Locate the string "Course" throughout the material and copy every line in which it occurs.

Raw records
· · · · · · ·

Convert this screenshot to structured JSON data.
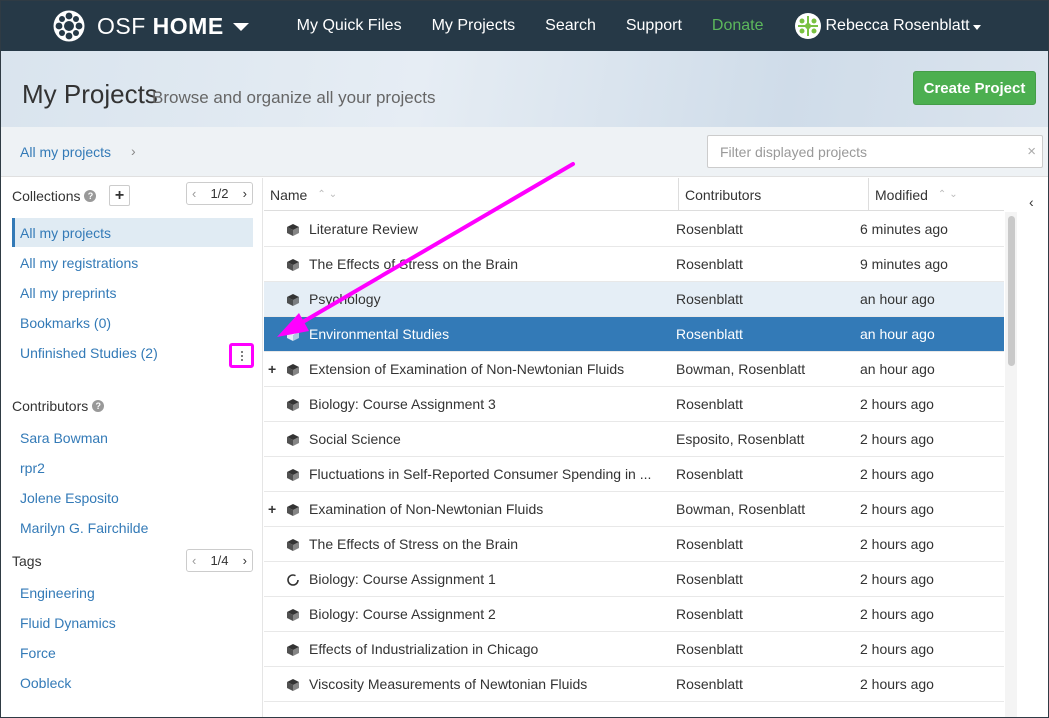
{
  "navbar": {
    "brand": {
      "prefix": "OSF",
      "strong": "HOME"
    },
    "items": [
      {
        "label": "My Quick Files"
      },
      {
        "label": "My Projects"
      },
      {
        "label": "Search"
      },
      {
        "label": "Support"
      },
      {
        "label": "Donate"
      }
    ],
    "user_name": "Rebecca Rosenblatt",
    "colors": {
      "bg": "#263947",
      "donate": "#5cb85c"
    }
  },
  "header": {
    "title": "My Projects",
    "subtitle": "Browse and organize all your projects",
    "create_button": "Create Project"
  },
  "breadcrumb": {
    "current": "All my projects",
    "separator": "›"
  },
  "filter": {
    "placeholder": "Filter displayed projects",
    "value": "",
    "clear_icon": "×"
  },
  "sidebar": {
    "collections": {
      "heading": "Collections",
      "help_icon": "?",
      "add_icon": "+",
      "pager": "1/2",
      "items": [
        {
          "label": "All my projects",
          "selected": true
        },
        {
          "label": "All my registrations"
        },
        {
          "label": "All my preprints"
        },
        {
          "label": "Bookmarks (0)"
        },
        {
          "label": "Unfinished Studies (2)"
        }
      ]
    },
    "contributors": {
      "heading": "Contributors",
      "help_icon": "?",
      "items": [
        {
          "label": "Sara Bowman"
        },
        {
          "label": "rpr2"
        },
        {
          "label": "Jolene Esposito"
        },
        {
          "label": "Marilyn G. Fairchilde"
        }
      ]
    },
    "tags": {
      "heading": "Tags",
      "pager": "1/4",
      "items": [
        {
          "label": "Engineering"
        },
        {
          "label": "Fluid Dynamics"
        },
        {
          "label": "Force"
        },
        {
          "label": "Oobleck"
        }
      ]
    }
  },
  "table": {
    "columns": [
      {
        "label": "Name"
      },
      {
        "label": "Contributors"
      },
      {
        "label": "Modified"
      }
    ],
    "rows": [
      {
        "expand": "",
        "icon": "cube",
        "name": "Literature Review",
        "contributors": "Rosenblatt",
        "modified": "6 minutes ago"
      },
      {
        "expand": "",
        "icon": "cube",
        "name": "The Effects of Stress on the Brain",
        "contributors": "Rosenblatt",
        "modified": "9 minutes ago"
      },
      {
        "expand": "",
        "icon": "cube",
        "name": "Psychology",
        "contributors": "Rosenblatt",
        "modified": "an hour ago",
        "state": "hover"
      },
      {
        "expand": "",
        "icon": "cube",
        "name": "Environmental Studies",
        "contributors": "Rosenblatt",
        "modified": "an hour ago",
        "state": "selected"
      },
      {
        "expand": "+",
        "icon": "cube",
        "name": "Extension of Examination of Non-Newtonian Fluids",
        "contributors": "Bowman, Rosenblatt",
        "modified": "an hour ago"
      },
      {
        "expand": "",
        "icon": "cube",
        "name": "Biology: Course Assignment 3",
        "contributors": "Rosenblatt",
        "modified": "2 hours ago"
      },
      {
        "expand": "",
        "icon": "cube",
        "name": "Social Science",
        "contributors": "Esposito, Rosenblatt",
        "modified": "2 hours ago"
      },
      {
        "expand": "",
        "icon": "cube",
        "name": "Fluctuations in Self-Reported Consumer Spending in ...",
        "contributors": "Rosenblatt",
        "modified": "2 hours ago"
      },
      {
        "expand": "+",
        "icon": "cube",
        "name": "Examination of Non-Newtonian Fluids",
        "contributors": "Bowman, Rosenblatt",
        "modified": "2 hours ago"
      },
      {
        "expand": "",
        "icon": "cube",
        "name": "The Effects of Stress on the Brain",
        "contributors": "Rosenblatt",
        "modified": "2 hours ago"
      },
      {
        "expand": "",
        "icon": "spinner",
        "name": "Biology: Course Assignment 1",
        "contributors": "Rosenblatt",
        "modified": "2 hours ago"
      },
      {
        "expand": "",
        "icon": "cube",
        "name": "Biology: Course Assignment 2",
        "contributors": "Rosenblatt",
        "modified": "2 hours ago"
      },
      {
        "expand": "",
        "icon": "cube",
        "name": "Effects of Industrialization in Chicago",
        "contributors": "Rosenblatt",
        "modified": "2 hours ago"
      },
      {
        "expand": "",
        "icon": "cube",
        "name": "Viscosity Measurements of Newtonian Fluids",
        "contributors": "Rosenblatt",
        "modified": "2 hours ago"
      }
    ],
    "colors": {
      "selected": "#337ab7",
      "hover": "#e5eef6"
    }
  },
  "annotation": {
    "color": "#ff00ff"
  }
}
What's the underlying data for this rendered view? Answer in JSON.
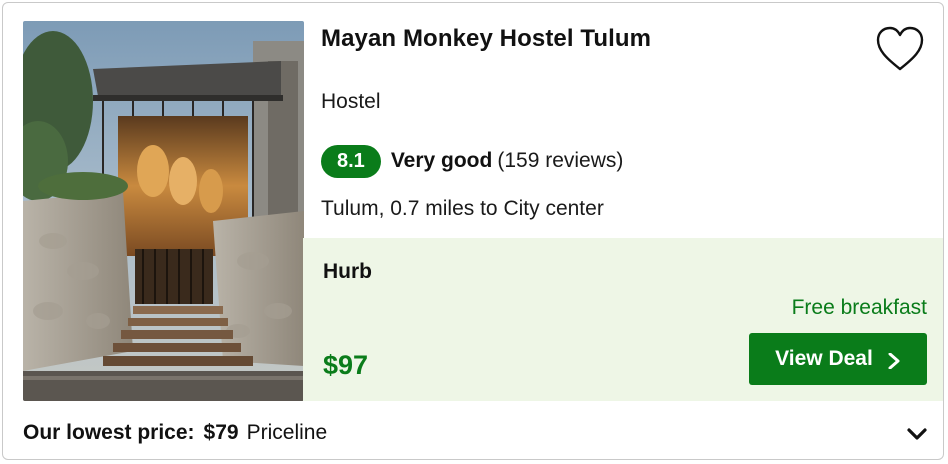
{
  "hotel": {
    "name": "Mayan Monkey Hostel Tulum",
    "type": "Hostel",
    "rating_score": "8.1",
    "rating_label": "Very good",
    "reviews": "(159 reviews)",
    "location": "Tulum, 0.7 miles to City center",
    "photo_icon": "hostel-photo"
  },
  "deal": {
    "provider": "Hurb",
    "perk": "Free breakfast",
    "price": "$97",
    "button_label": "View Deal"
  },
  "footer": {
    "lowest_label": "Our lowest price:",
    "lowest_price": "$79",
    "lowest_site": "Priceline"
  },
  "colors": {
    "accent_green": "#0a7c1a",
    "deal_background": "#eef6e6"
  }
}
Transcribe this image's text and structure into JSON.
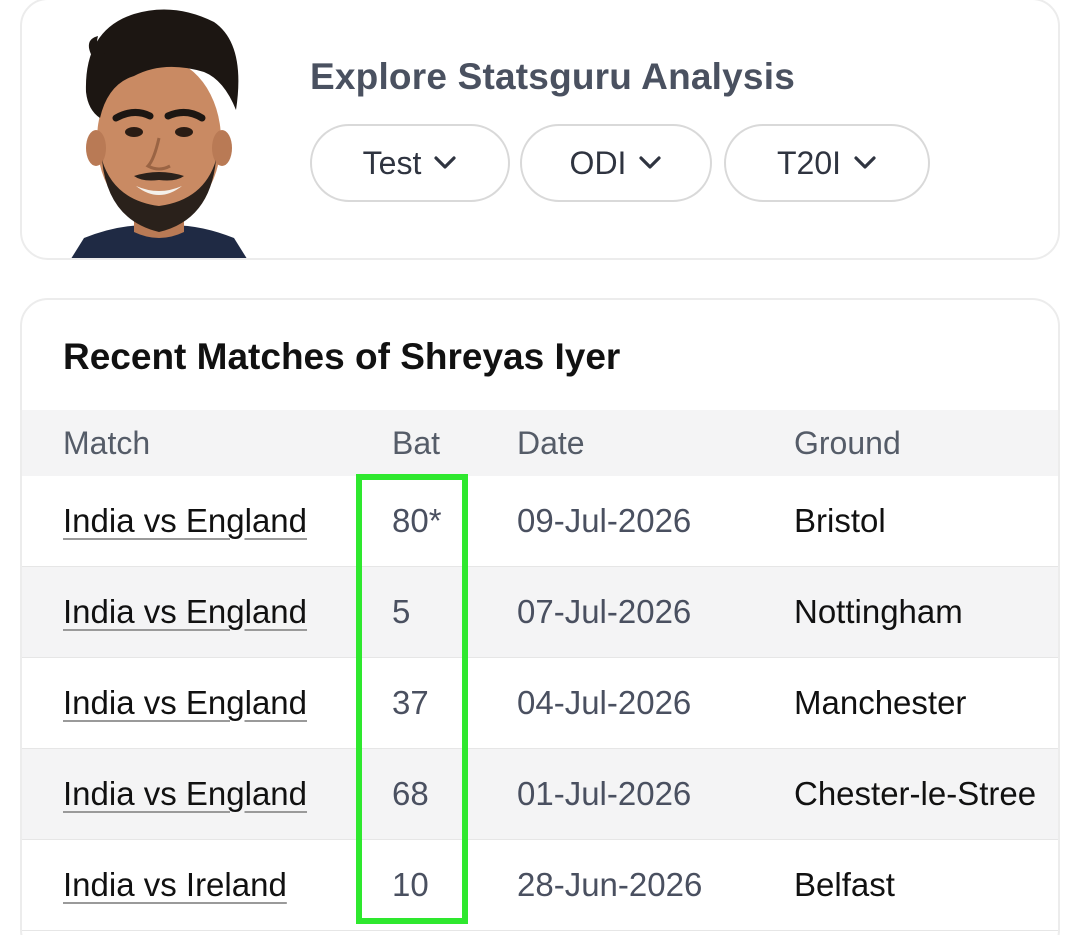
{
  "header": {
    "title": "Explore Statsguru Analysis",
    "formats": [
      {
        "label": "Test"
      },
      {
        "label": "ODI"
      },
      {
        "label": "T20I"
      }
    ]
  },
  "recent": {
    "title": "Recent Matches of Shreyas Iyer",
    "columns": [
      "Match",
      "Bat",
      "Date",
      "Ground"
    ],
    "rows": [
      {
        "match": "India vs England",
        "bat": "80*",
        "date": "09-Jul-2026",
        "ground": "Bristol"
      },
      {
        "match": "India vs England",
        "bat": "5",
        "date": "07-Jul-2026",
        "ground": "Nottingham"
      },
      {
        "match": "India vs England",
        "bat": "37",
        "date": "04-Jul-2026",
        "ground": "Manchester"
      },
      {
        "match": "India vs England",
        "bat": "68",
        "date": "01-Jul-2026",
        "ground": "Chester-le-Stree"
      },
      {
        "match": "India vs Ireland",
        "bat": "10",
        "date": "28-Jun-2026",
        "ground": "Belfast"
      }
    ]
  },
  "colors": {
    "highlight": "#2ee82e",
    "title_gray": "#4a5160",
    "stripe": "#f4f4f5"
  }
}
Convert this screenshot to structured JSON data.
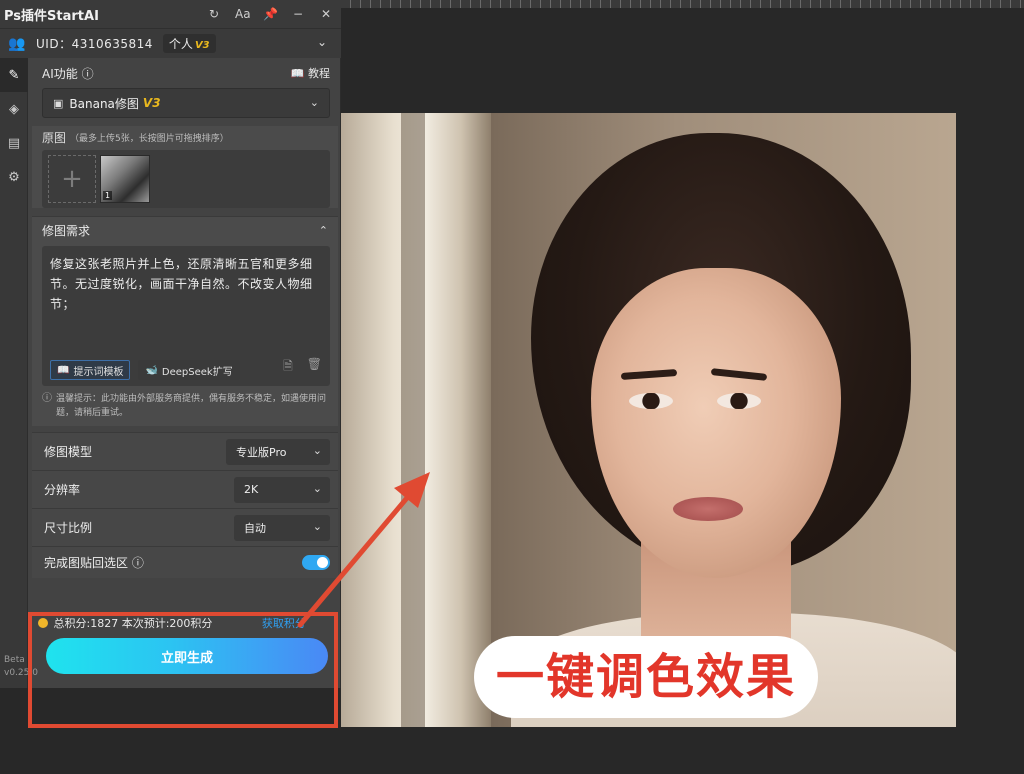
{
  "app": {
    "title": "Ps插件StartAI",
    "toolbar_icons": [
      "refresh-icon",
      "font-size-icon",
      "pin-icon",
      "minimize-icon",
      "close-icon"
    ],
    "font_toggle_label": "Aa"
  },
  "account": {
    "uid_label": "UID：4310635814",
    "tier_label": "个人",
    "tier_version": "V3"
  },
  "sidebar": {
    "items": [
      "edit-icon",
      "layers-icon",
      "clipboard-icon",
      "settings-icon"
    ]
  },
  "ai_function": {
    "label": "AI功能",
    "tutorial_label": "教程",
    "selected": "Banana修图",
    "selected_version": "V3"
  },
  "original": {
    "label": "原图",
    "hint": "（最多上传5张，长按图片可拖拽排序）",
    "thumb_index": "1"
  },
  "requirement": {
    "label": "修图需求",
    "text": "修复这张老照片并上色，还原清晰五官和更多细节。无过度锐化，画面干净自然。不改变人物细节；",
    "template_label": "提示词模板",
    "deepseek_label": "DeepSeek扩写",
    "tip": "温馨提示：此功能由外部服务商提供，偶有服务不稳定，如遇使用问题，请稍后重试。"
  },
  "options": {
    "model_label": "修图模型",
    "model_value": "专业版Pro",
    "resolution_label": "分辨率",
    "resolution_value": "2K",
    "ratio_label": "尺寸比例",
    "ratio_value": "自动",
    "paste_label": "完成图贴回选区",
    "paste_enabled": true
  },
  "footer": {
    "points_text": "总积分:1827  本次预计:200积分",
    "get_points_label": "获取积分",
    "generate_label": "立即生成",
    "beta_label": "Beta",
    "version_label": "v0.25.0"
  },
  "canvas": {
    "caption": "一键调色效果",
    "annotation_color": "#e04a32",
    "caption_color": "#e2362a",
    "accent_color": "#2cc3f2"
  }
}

· · · · · · ·

**Result of the exercise**
        "name": "Biology: Course Assignment 3",
        "name": "Biology: Course Assignment 1",
        "name": "Biology: Course Assignment 2",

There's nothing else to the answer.